# Extrait choisi
Bruxelles a-t-il sonné le glas de la toute-puissance des agences de notation ? Mardi soir, le Parlement et le Conseil européens leur ont en tout cas imposé de nouvelles contraintes, en s’accordant enfin sur une directive pour ce secteur devenu très médiatique. En épurant les textes réglementaires de toute référence aux notations, Bruxelles a mis un terme à une rente de situation. En harmonisant au niveau européen les régimes de responsabilité civile pour négligence intentionnelle et faute grave, elle va permettre aux investisseurs de demander réparation et éventuellement d’obtenir des dommages et intérêts. «  Le risque n’est pas négligeable pour les agences au vu des faibles fonds propres dont elles disposent », souligne Norbert Gaillard, économiste et spécialiste du secteur. Par ailleurs, nul doute que Moody’s, Standard & Poor’s et Fitch verront dans le calendrier imposé à certaines notations de dettes souveraines une intrusion mal venue dans leur manière de travailler.

En deçà des propositions initiales

Les mesures prises mardi soir restent cependant très en deçà des propositions faites initialement par la Commission européenne. «  On partait de tellement loin. Si déjà les mesures sur lesquelles il y a eu un compromis se traduisent dans les faits, ce sera bien. Car aujourd’hui, il ne faut pas oublier que les agences ne sont responsables de rien », réagit Frédérique Espagnac, sénateur des PyrénéesAtlantiques, présidente d’une mission d’information sur le fonctionnement, la méthodologie et la crédibilité des agences de notation en 2011-2012. Plus sceptiques, certains pensent que Bruxelles aurait pu aller plus loin. « La fin des références aux notations dans les textes réglementaires est prévue pour 2020, l’échéance est lointaine, note Norbert Gaillard. Dans les faits, les banques et compagnies d’assurances qui vont devoir produire leur propre “scoring” auraient pu être prêtes bien avant, en 2015. » Sur la question de la responsabilité civile, ce ne sera pas aux agences de prouver qu’elles n’ont pas commis de faute intentionnelle ou négligence grave. «  Il ne s’agit pas d’une inversion de la charge de la preuve, explique l’eurodéputé Jean-Paul Gauzes (PPE). C’est un système classique qu’on a voulu préciser et clarifier pour qu’il soit réaliste et concret, pour éviter que les actions en justice soient automatiquement vouées à l’échec », ajoute-t-il. De quoi faciliter la tâche au plaignant en évitant que n’importe qui puisse porter plainte. «  Simplement, grâce à cette harmonisation européenne, les agences ne pourront plus se placer sous le régime juridique qu’elles considèrent comme le plus avantageux », commente Hubert de Vauplane, avocat associé chez Kramer Levin Naftalis & Frankel. Elles ne profiteront plus d’une délocalisation par le droit.

# Données fournies
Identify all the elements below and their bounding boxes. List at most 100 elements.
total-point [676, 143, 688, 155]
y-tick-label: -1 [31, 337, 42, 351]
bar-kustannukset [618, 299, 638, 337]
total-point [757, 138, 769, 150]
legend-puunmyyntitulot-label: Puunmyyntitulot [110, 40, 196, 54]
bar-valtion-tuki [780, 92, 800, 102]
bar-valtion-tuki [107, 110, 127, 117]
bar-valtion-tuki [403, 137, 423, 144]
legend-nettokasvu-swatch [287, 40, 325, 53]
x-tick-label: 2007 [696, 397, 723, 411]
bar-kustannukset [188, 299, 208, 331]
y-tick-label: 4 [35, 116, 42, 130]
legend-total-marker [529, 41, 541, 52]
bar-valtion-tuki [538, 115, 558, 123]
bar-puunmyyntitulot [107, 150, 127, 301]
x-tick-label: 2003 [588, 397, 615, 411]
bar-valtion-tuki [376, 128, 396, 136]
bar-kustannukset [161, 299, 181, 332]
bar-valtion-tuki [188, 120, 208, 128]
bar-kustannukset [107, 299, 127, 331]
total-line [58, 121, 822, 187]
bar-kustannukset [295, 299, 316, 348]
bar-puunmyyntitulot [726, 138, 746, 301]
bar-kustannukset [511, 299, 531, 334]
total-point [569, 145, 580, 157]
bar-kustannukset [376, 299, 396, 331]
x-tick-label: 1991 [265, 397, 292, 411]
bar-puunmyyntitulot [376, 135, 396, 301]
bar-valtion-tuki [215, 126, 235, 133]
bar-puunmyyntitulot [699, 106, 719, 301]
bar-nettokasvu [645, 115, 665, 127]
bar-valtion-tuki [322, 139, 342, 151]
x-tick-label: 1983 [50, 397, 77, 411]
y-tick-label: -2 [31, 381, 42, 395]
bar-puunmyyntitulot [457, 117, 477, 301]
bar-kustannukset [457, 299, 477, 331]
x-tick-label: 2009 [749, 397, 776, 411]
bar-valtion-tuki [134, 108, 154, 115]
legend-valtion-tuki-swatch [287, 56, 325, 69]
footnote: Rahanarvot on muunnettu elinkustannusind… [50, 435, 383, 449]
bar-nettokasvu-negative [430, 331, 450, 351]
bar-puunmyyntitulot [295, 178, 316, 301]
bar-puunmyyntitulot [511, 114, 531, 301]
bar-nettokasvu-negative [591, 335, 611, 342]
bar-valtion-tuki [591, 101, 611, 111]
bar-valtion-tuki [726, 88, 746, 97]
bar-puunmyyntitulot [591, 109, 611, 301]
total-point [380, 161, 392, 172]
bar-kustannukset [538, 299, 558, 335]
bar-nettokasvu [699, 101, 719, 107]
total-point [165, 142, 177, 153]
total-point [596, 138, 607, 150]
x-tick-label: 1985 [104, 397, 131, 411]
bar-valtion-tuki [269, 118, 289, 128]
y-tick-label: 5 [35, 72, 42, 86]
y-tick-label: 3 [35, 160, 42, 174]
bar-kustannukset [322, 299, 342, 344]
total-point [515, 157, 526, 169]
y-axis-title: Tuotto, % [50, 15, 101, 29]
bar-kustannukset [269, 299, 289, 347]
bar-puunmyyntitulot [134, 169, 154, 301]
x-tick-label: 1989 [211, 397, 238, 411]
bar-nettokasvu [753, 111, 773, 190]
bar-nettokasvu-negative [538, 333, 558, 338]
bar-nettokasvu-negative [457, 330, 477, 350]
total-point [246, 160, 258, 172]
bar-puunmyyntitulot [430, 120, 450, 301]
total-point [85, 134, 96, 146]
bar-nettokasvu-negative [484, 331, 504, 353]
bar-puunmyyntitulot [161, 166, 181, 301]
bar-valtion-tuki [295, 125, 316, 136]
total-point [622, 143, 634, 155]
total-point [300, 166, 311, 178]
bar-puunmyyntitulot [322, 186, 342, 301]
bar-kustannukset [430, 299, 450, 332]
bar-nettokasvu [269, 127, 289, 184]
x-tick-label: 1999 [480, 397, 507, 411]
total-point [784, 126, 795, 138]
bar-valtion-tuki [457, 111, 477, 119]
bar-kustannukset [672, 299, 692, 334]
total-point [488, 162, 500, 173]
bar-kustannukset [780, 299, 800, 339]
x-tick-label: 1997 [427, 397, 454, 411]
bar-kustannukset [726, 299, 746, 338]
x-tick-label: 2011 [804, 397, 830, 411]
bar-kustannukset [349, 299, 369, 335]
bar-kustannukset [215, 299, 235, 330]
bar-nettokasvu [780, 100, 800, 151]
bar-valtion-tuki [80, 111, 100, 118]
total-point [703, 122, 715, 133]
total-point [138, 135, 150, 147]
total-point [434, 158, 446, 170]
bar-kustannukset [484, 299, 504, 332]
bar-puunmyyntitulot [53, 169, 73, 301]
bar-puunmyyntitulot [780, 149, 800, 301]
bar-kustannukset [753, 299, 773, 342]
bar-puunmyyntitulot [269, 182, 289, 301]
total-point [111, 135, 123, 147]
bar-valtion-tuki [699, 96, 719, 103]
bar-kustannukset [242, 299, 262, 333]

# Consignes
(A) Dans l'extrait sur les agences de notation, pourquoi Norbert Gaillard trouve-t-il lointaine l'échéance de 2020 ? Répondez en une à trois phrases.
(B) Relevez toutes les personnes dont l'extrait sur les agences de notation rapporte les propos entre guillemets.

# Réponses dans l'ordre
(A) Selon lui, les banques et compagnies d'assurances qui devront produire leur propre « scoring » auraient pu être prêtes bien avant, dès 2015.

(B)
- Norbert Gaillard
- Frédérique Espagnac
- Jean-Paul Gauzes
- Hubert de Vauplane